==== Records for the task ====

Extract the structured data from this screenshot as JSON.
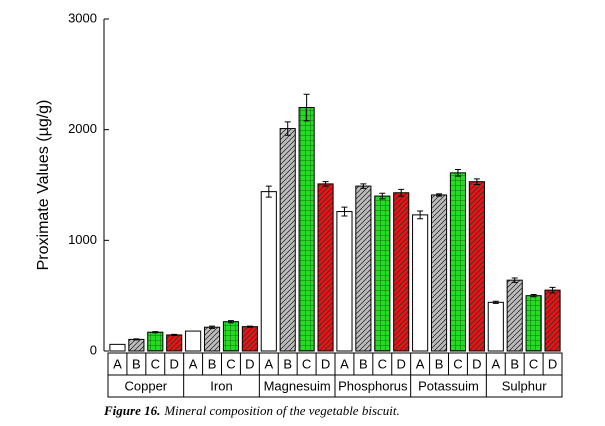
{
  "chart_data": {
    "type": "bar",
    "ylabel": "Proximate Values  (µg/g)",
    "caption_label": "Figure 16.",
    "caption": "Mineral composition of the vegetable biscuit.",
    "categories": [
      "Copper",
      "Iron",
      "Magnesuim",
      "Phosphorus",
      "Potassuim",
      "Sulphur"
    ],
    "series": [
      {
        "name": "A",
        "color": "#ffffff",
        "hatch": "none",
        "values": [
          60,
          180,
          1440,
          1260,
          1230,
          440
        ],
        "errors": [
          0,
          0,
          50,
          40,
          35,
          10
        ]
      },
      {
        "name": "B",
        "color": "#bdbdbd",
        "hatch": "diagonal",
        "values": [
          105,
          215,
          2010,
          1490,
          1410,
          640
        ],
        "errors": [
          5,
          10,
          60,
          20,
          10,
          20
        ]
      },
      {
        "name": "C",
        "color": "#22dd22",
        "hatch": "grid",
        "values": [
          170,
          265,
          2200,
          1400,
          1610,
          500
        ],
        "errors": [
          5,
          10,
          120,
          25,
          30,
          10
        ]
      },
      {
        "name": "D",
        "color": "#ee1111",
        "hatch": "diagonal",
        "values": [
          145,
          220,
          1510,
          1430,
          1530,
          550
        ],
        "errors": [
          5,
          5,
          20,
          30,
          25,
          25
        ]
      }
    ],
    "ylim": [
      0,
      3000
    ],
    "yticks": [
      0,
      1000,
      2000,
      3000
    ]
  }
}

====

> What you need to do: Give the entries again word for word, but skip the pictures.

> Expected answer:
Extract the structured data from this screenshot as JSON.
{
  "chart_data": {
    "type": "bar",
    "ylabel": "Proximate Values  (µg/g)",
    "caption_label": "Figure 16.",
    "caption": "Mineral composition of the vegetable biscuit.",
    "categories": [
      "Copper",
      "Iron",
      "Magnesuim",
      "Phosphorus",
      "Potassuim",
      "Sulphur"
    ],
    "series": [
      {
        "name": "A",
        "color": "#ffffff",
        "hatch": "none",
        "values": [
          60,
          180,
          1440,
          1260,
          1230,
          440
        ],
        "errors": [
          0,
          0,
          50,
          40,
          35,
          10
        ]
      },
      {
        "name": "B",
        "color": "#bdbdbd",
        "hatch": "diagonal",
        "values": [
          105,
          215,
          2010,
          1490,
          1410,
          640
        ],
        "errors": [
          5,
          10,
          60,
          20,
          10,
          20
        ]
      },
      {
        "name": "C",
        "color": "#22dd22",
        "hatch": "grid",
        "values": [
          170,
          265,
          2200,
          1400,
          1610,
          500
        ],
        "errors": [
          5,
          10,
          120,
          25,
          30,
          10
        ]
      },
      {
        "name": "D",
        "color": "#ee1111",
        "hatch": "diagonal",
        "values": [
          145,
          220,
          1510,
          1430,
          1530,
          550
        ],
        "errors": [
          5,
          5,
          20,
          30,
          25,
          25
        ]
      }
    ],
    "ylim": [
      0,
      3000
    ],
    "yticks": [
      0,
      1000,
      2000,
      3000
    ]
  }
}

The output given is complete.